▶ **Exercise brief**:
Locate the string "this" in the records below. Copy every line where it occurs.

## START Data supplied

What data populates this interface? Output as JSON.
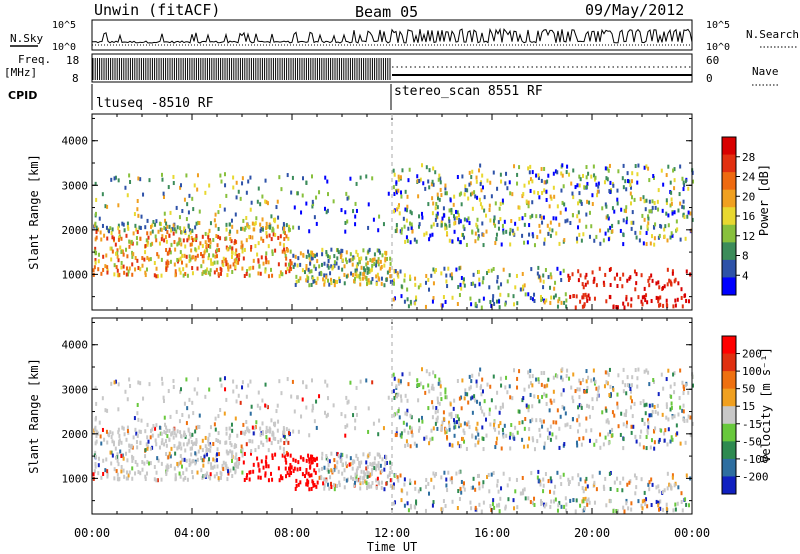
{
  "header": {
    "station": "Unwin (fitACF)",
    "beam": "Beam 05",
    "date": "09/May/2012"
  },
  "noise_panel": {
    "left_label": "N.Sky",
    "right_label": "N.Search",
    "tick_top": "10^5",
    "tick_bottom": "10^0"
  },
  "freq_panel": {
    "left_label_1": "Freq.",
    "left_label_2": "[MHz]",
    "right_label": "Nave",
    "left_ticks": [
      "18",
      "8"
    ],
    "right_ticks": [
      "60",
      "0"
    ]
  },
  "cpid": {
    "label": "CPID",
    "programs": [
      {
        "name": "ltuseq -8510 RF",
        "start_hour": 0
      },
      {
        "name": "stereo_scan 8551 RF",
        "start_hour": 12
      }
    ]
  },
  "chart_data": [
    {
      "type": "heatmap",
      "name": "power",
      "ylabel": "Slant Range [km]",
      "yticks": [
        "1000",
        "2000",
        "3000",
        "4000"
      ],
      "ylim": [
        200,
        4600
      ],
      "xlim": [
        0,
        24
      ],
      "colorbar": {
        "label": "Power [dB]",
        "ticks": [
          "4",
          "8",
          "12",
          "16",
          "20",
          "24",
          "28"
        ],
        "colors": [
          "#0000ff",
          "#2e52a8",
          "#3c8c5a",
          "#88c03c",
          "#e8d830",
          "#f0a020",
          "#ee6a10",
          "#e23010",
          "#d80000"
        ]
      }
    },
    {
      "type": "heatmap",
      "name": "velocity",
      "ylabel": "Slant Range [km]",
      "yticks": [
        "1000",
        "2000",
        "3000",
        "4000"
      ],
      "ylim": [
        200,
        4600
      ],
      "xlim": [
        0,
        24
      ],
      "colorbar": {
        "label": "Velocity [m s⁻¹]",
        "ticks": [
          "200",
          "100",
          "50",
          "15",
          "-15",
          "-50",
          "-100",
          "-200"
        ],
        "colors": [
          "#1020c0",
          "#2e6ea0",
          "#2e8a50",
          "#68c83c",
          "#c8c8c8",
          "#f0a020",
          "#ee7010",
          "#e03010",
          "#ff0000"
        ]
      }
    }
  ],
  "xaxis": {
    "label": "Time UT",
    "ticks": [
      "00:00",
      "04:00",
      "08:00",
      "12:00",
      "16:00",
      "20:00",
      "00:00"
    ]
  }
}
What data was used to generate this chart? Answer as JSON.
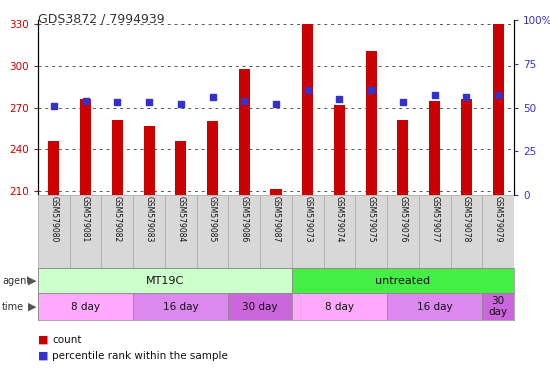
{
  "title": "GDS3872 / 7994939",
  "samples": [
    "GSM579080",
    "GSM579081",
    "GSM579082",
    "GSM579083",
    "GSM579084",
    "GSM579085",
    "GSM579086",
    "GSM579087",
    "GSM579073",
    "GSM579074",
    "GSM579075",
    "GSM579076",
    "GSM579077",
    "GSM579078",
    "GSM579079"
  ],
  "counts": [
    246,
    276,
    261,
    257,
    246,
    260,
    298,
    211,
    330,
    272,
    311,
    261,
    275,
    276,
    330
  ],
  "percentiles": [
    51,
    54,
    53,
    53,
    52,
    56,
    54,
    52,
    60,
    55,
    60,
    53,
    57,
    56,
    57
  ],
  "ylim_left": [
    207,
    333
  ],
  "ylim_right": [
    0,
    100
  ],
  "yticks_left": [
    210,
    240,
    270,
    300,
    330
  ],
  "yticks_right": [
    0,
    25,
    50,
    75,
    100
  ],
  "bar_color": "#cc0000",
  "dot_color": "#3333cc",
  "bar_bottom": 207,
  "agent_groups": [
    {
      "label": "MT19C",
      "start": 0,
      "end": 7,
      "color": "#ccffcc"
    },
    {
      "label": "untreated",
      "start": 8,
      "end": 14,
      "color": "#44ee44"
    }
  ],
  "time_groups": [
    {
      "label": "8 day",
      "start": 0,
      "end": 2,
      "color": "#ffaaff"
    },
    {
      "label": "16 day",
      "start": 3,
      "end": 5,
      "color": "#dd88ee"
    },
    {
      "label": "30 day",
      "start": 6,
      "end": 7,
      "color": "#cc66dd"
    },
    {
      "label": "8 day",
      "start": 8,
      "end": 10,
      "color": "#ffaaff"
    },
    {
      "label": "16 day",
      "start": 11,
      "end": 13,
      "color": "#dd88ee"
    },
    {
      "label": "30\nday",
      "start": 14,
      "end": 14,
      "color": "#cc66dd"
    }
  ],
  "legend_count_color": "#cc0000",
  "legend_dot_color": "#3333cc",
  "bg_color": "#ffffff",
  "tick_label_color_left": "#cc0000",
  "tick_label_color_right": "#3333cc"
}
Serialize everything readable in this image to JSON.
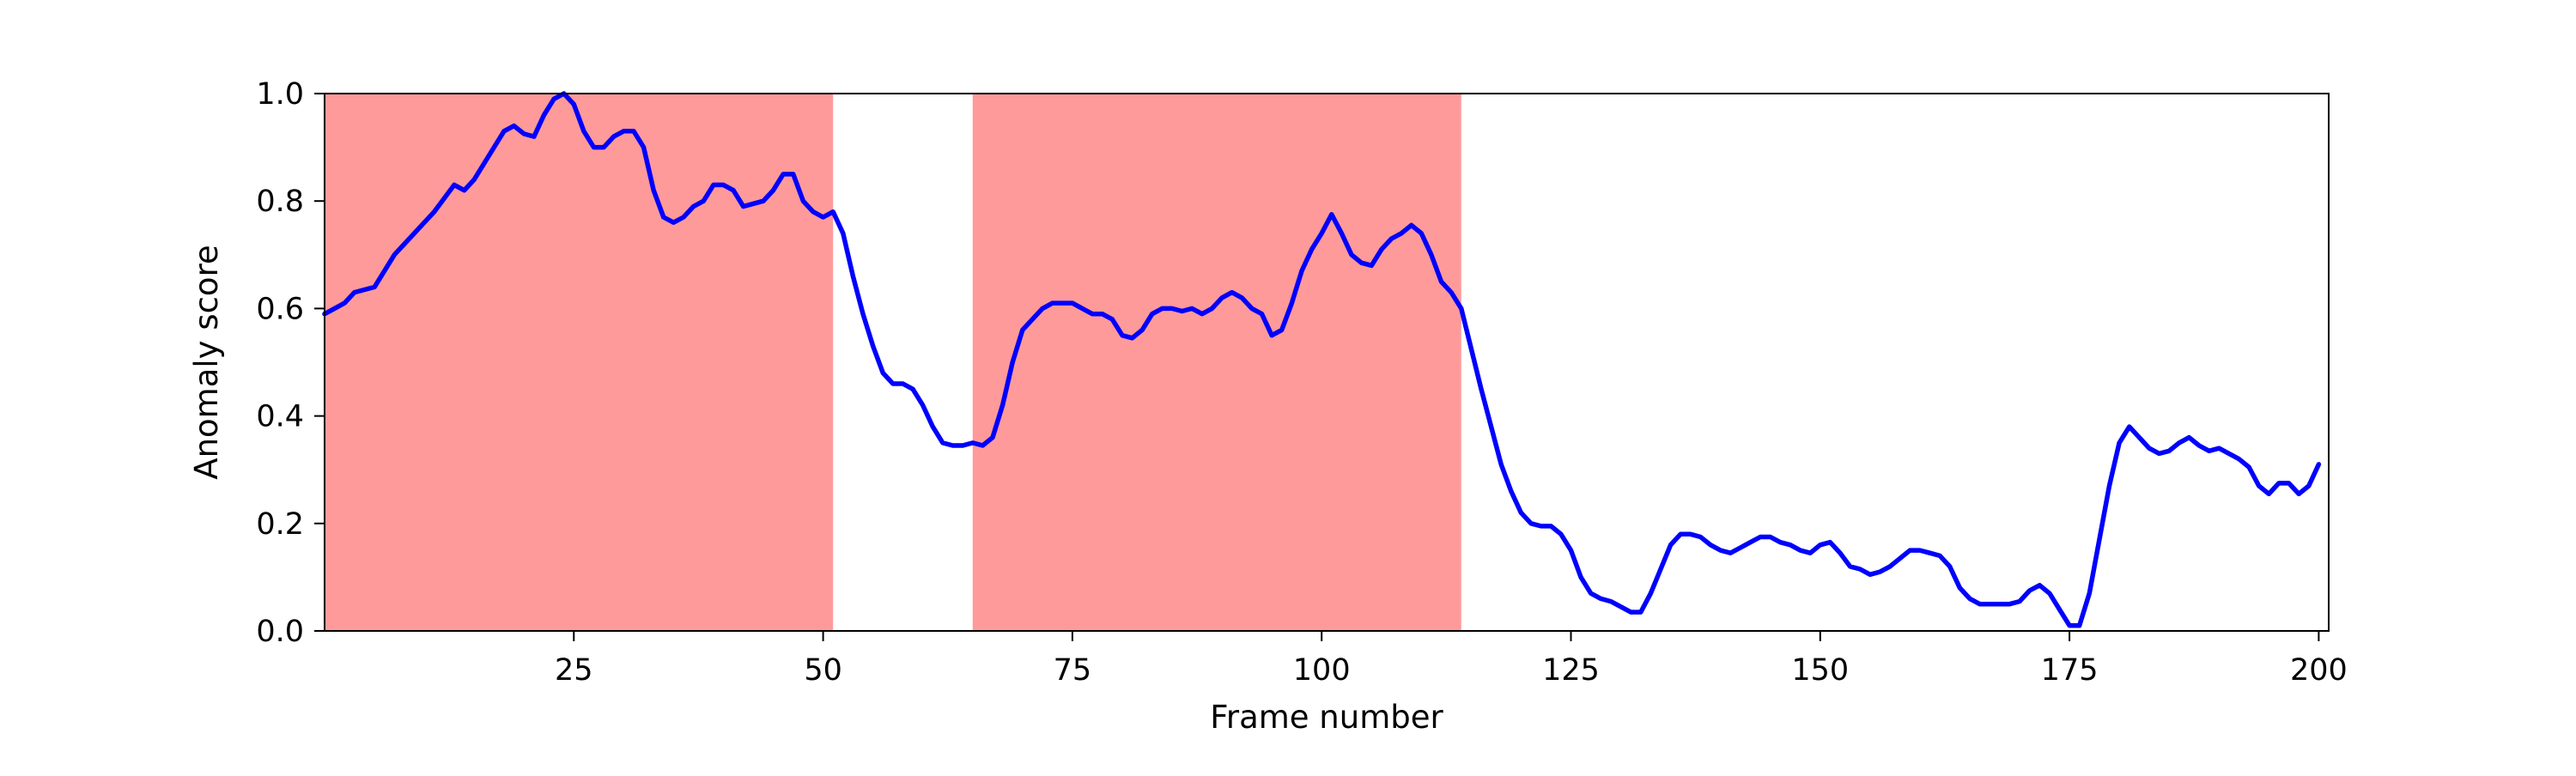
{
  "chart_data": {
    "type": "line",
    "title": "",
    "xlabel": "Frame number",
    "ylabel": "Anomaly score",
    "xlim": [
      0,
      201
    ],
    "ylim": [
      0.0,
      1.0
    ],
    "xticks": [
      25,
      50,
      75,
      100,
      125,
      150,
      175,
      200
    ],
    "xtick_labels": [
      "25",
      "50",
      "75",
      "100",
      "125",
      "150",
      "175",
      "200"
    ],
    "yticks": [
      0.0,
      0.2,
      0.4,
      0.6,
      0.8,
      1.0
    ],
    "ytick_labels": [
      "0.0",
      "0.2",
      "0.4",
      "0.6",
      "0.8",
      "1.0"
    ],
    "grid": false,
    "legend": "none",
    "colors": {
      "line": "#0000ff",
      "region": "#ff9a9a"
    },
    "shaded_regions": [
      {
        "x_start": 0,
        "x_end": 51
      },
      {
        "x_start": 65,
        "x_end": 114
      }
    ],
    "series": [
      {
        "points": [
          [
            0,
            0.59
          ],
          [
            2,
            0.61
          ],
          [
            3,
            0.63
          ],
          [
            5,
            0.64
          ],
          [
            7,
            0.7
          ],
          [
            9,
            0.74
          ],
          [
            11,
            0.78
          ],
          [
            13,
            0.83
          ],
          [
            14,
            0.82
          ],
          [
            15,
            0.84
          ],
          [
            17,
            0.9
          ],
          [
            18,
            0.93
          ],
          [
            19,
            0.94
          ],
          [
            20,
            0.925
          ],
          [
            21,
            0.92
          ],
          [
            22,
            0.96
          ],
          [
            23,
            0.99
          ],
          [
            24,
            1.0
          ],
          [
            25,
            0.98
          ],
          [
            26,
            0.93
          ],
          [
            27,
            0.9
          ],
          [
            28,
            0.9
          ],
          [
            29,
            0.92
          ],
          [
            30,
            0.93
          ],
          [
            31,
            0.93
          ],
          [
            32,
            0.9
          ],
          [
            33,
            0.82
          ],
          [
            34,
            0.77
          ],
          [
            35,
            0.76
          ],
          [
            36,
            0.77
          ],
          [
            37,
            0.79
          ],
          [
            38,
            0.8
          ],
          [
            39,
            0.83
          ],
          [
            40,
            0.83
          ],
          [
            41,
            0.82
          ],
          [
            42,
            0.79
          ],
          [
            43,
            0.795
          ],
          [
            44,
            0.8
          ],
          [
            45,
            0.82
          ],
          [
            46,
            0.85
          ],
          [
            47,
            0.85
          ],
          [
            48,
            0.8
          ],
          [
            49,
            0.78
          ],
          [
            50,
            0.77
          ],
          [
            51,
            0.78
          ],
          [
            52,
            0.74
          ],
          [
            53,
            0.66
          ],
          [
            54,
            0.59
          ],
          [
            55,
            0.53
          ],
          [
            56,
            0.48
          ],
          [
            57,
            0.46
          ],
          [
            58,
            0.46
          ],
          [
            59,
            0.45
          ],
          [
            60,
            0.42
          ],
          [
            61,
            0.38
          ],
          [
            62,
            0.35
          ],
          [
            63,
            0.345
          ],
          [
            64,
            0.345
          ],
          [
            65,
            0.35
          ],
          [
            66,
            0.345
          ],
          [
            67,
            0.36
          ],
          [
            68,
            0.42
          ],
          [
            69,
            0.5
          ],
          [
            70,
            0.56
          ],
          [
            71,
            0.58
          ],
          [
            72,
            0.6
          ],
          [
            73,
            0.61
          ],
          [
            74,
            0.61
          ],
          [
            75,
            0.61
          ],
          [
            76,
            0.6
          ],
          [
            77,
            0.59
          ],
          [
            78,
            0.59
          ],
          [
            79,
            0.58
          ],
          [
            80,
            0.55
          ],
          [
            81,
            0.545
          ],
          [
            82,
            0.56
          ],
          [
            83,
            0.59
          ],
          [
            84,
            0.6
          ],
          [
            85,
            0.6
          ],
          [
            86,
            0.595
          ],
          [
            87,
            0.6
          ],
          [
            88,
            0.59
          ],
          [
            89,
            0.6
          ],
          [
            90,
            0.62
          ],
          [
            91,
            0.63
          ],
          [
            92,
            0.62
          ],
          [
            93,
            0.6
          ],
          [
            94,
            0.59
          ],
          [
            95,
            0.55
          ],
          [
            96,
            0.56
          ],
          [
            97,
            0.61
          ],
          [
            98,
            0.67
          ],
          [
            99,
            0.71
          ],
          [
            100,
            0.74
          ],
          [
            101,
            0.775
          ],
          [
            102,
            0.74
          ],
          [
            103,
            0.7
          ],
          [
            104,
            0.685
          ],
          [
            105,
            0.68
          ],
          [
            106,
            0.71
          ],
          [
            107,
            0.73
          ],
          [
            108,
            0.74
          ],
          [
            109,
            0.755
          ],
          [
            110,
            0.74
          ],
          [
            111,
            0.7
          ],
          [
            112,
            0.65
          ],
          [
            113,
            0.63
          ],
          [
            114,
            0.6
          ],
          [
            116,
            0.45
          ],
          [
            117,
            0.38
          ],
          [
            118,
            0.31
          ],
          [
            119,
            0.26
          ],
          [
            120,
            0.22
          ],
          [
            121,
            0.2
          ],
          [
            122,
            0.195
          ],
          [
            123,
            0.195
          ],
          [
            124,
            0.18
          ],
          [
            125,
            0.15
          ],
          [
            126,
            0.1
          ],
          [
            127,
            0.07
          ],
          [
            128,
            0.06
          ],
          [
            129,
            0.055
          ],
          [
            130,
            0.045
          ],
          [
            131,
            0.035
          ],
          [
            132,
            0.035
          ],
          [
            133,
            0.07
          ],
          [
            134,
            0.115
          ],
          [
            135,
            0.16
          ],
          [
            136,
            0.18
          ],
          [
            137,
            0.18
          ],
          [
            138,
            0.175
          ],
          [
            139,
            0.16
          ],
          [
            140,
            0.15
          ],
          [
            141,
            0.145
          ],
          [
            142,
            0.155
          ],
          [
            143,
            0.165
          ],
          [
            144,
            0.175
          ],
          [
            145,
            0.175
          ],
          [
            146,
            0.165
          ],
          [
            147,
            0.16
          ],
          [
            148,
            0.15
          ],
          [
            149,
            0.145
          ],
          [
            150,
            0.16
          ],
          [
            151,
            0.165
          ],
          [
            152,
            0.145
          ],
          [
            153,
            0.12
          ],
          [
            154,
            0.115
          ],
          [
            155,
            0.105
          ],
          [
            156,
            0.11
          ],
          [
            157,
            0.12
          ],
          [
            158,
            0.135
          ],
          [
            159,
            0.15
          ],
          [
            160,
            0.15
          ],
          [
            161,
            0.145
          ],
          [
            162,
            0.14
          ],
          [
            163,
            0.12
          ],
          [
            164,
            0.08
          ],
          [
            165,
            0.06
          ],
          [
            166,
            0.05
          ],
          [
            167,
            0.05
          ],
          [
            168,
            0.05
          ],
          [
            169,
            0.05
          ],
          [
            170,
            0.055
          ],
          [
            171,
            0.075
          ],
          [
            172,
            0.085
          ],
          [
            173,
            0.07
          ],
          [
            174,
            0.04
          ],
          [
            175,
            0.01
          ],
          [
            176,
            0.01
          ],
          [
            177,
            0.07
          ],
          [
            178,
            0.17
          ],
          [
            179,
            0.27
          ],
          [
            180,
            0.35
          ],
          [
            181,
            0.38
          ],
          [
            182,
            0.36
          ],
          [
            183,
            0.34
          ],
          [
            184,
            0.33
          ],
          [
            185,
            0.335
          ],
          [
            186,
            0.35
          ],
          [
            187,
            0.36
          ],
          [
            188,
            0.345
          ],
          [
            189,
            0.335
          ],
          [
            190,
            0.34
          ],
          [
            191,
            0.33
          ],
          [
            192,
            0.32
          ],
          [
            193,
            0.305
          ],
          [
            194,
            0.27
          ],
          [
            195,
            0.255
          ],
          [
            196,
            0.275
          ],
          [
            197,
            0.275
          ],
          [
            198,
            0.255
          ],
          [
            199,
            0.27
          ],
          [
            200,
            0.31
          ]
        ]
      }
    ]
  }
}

## END Data supplied

▶ **Correct response**:
What data populates this interface? Output as JSON.
What data was used to generate this chart? Answer as JSON.
Serialize everything readable in this image to JSON.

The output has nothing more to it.